WFP Says Its First Aid Convoy Since Ethiopia Peace Deal Enters Tigray
The World Food Programme (WFP) said its first aid convoy since the signing of a landmark peace deal between Ethiopia's government and Tigrayan rebels had arrived in the war-torn Tigray region on Wednesday.
Restoring aid deliveries to Tigray was a key part of the agreement signed in South Africa on November 2 to silence the guns in a two-year conflict that has killed untold numbers of people and unleashed a humanitarian crisis in northern Ethiopia.
"@WFP trucks are now rolling into #Tigray with critical food assistance--this is the first movement since the peace agreement was signed," the UN agency's chief David Beasley said on Twitter.
The region of six million people has been suffering from a severe lack of food and medicine, as well as limited access to basic services including electricity, banking and communications, with the UN warning that many people were on the brink of starvation.
"Progress must continue. All sides must uphold the agreement. Basic services must resume immediately," Beasley said.
The WFP announcement followed the arrival on Tuesday of a medical aid convoy from the International Committee of the Red Cross, the first ICRC trucks to arrive in Tigray since the deal between the Ethiopian government and the Tigray People's Liberation Front (TPLF).
A WFP spokeswoman told AFP that 15 trucks had entered the region on Wednesday, with "more (expected) in the coming days".
The UN agency said the convoy had travelled along a route through neighbouring Amhara for the first time since June 2021, when TPLF fighters recaptured Tigray from federal forces and expanded into the bordering regions of Amhara and Afar.
The November 2 deal was followed by an implementation accord reached in the Kenyan capital Nairobi on Saturday, with the two sides committing to facilitate unfettered humanitarian access to "all in need" in Tigray and neighbouring regions with immediate effect.

### Dataset entries
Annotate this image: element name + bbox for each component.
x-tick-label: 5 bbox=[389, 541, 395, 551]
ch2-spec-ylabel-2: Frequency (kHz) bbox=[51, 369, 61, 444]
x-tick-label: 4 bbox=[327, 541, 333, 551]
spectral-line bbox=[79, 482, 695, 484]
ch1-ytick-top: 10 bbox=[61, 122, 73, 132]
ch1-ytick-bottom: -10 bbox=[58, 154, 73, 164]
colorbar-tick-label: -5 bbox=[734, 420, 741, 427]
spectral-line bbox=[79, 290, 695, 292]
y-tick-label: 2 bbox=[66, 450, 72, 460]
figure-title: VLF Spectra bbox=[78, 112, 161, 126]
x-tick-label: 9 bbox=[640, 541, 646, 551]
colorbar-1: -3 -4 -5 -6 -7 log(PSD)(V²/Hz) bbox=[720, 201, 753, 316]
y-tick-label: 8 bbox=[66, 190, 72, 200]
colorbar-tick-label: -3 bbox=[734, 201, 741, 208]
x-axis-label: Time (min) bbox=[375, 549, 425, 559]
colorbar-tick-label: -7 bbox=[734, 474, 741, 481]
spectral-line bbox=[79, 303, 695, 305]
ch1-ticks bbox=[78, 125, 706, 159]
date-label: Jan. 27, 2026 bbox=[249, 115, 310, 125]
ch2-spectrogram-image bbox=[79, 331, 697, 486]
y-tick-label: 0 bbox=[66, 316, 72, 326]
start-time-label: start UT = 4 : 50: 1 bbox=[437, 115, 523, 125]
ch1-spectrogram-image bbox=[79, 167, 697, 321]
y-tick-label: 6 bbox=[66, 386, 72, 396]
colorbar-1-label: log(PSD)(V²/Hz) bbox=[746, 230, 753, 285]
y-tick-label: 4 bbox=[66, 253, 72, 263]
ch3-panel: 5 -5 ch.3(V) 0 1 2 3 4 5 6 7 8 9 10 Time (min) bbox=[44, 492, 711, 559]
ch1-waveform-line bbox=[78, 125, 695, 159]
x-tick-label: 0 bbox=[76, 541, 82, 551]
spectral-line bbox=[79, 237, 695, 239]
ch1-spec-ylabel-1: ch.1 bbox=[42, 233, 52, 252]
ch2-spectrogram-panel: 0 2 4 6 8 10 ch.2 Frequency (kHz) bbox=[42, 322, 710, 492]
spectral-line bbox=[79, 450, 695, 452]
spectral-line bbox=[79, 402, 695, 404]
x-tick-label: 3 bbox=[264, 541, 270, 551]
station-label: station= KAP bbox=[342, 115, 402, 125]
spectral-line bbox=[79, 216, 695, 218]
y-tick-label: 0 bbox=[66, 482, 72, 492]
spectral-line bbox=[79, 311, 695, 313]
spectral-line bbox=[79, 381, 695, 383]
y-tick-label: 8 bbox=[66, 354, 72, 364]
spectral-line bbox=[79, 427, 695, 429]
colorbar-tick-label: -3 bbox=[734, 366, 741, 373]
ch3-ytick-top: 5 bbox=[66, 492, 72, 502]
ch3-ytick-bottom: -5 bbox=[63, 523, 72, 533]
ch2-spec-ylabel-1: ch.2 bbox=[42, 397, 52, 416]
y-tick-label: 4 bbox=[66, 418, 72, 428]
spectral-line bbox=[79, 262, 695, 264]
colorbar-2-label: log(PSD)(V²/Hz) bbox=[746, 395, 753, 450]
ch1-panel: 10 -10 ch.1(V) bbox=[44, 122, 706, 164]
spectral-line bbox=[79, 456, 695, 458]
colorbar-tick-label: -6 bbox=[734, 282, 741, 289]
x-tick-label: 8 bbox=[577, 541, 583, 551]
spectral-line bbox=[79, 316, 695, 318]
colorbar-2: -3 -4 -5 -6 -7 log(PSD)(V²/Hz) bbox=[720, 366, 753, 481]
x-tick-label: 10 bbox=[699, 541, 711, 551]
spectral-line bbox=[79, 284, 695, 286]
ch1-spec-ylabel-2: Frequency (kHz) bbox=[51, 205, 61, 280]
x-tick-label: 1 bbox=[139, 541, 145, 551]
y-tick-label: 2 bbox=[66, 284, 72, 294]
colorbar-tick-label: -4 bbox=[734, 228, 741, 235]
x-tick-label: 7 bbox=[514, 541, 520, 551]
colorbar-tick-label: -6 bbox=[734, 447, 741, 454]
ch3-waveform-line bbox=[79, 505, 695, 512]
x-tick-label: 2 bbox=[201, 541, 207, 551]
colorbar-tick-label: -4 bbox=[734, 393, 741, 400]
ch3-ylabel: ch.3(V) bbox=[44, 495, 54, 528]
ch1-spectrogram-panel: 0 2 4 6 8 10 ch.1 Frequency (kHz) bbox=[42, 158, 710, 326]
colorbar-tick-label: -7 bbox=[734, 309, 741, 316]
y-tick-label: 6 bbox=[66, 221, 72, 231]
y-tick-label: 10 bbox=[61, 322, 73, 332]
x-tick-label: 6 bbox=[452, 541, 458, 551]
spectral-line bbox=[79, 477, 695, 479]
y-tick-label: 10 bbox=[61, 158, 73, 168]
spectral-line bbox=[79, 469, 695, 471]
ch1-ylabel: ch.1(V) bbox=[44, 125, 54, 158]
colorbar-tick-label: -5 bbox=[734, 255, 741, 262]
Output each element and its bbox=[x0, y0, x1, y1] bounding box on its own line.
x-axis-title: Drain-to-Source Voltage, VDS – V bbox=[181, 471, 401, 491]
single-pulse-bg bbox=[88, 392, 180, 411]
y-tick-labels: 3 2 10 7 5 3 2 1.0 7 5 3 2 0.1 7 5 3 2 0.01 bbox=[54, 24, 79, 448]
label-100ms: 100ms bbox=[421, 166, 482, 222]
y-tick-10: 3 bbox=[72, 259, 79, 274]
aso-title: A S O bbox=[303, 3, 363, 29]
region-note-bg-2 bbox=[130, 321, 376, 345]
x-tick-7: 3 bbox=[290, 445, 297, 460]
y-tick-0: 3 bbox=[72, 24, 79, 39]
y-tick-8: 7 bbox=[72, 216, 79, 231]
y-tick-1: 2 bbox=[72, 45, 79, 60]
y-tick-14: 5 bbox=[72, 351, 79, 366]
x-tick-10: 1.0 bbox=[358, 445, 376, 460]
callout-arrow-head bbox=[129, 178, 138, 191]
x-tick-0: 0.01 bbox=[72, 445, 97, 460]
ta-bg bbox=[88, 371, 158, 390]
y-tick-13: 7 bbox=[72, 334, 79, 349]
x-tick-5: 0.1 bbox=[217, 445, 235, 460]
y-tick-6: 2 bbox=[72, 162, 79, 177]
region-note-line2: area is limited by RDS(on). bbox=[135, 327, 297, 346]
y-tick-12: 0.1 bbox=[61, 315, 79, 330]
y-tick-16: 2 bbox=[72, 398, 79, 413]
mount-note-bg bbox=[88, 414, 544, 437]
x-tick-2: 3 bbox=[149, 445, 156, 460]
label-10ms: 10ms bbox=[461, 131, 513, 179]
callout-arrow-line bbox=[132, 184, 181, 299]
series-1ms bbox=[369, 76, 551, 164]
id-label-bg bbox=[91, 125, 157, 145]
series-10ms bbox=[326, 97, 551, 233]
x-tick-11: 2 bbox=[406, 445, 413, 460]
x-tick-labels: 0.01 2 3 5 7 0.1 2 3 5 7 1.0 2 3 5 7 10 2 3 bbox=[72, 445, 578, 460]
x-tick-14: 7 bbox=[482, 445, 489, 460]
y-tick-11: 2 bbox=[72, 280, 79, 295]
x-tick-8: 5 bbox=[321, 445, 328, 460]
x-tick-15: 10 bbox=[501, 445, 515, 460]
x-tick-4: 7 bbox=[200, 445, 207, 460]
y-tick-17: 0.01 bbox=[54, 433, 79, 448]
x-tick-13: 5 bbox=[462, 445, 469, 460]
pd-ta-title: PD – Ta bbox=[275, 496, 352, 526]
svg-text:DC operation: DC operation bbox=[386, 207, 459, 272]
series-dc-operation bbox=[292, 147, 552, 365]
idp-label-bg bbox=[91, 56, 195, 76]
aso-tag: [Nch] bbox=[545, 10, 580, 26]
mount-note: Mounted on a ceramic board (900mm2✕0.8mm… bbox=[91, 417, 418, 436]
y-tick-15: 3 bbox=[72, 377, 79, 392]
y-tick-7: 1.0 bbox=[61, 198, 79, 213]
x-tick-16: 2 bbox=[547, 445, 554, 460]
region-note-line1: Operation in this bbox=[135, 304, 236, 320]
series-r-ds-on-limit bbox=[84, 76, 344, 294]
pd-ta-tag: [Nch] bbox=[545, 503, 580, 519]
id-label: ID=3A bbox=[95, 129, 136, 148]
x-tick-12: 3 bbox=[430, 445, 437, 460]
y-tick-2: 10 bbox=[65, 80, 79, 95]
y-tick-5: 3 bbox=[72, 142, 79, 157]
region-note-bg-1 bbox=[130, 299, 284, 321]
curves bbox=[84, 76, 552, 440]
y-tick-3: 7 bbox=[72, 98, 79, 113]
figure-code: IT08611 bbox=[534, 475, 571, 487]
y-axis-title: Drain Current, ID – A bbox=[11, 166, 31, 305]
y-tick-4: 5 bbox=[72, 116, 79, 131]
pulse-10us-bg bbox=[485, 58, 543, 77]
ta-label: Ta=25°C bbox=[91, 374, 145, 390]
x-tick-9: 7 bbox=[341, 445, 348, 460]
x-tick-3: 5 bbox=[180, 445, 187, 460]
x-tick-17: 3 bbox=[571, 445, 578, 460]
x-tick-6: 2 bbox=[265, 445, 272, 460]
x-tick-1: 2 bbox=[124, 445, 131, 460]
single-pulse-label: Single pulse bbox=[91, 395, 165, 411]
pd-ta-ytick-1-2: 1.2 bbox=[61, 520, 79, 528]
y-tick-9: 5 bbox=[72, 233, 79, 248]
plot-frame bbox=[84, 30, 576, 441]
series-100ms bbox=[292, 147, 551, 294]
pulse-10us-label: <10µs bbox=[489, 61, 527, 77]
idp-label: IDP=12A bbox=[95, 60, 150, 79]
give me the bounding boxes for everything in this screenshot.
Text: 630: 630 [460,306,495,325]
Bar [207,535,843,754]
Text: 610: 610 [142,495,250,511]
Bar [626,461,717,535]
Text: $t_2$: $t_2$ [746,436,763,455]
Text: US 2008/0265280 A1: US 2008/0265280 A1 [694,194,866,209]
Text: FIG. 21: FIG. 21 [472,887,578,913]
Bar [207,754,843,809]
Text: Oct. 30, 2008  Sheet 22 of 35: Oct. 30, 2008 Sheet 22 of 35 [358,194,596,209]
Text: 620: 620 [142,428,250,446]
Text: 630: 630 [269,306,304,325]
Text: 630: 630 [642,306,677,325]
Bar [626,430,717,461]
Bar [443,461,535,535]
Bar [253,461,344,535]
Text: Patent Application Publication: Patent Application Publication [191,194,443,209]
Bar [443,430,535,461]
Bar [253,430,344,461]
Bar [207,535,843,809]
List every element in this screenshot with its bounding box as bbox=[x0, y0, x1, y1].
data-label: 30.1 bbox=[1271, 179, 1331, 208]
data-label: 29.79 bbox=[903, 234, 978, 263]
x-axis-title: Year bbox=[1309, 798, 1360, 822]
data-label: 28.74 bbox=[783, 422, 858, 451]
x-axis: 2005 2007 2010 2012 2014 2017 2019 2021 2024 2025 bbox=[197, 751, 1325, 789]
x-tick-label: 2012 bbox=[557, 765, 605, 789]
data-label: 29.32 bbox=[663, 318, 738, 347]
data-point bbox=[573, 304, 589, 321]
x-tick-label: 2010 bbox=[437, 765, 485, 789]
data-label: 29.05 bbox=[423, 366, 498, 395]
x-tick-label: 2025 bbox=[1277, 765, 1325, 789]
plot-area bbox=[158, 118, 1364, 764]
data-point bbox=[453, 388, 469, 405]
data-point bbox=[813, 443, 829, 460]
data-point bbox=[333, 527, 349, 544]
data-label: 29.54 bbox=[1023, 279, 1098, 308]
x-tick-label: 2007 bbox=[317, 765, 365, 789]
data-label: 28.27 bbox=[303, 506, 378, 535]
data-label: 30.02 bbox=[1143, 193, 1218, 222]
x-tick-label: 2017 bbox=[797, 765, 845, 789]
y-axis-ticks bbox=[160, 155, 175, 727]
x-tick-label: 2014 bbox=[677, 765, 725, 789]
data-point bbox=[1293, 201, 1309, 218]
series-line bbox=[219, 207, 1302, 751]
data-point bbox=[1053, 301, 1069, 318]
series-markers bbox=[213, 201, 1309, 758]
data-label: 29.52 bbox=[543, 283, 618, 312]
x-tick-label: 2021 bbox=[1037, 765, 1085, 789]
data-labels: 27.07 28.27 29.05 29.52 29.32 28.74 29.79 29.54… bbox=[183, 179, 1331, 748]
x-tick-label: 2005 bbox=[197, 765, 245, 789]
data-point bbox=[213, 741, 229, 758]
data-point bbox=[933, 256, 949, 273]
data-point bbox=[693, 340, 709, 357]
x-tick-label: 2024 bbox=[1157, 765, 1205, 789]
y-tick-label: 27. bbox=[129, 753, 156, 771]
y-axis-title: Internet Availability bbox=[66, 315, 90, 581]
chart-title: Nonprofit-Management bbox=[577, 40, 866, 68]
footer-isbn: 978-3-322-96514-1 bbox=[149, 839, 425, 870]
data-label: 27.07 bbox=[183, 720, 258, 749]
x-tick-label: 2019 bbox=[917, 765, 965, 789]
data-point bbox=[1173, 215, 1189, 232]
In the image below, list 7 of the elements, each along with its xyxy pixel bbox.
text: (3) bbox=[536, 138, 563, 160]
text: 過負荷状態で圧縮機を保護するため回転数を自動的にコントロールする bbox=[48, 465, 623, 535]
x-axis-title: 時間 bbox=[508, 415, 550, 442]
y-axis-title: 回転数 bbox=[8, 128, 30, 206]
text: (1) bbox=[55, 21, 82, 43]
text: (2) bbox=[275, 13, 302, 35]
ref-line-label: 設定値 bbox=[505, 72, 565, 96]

### Brief
Reproduce the article above on the WFP aid convoy entering Tigray, word for word and in full.

### Solution below
WFP Says Its First Aid Convoy Since Ethiopia Peace Deal Enters Tigray
The World Food Programme (WFP) said its first aid convoy since the signing of a landmark peace deal between Ethiopia's government and Tigrayan rebels had arrived in the war-torn Tigray region on Wednesday.
Restoring aid deliveries to Tigray was a key part of the agreement signed in South Africa on November 2 to silence the guns in a two-year conflict that has killed untold numbers of people and unleashed a humanitarian crisis in northern Ethiopia.
"@WFP trucks are now rolling into #Tigray with critical food assistance--this is the first movement since the peace agreement was signed," the UN agency's chief David Beasley said on Twitter.
The region of six million people has been suffering from a severe lack of food and medicine, as well as limited access to basic services including electricity, banking and communications, with the UN warning that many people were on the brink of starvation.
"Progress must continue. All sides must uphold the agreement. Basic services must resume immediately," Beasley said.
The WFP announcement followed the arrival on Tuesday of a medical aid convoy from the International Committee of the Red Cross, the first ICRC trucks to arrive in Tigray since the deal between the Ethiopian government and the Tigray People's Liberation Front (TPLF).
A WFP spokeswoman told AFP that 15 trucks had entered the region on Wednesday, with "more (expected) in the coming days".
The UN agency said the convoy had travelled along a route through neighbouring Amhara for the first time since June 2021, when TPLF fighters recaptured Tigray from federal forces and expanded into the bordering regions of Amhara and Afar.
The November 2 deal was followed by an implementation accord reached in the Kenyan capital Nairobi on Saturday, with the two sides committing to facilitate unfettered humanitarian access to "all in need" in Tigray and neighbouring regions with immediate effect.